_STATED GOAL:_
Pick out the lines in the listing below that contain the word "this" and copy them.

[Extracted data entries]
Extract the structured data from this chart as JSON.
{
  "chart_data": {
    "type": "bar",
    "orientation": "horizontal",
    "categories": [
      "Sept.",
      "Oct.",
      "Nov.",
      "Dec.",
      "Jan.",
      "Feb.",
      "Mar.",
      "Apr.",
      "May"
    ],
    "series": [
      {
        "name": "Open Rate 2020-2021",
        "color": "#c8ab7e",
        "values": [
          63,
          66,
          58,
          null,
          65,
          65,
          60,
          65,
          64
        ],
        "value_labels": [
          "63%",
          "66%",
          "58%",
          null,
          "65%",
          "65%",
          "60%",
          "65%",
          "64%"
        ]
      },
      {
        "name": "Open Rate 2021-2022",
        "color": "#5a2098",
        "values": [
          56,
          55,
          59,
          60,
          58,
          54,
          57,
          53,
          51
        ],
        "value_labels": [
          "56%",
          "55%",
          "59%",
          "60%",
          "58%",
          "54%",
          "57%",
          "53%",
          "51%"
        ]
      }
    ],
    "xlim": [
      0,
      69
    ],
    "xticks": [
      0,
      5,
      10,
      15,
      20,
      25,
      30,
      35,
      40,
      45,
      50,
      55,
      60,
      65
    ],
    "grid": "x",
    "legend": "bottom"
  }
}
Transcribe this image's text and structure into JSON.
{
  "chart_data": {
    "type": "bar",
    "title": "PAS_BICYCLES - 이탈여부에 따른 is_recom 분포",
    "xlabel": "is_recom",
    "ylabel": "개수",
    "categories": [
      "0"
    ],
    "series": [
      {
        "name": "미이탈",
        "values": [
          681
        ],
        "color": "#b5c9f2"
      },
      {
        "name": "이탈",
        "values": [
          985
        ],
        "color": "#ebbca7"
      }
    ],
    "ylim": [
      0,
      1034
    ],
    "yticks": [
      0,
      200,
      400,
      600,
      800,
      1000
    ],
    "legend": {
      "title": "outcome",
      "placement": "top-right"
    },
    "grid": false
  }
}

_TASK ANSWER:_
Extract the structured data from this chart as JSON.
Transcribe this image's text and structure into JSON.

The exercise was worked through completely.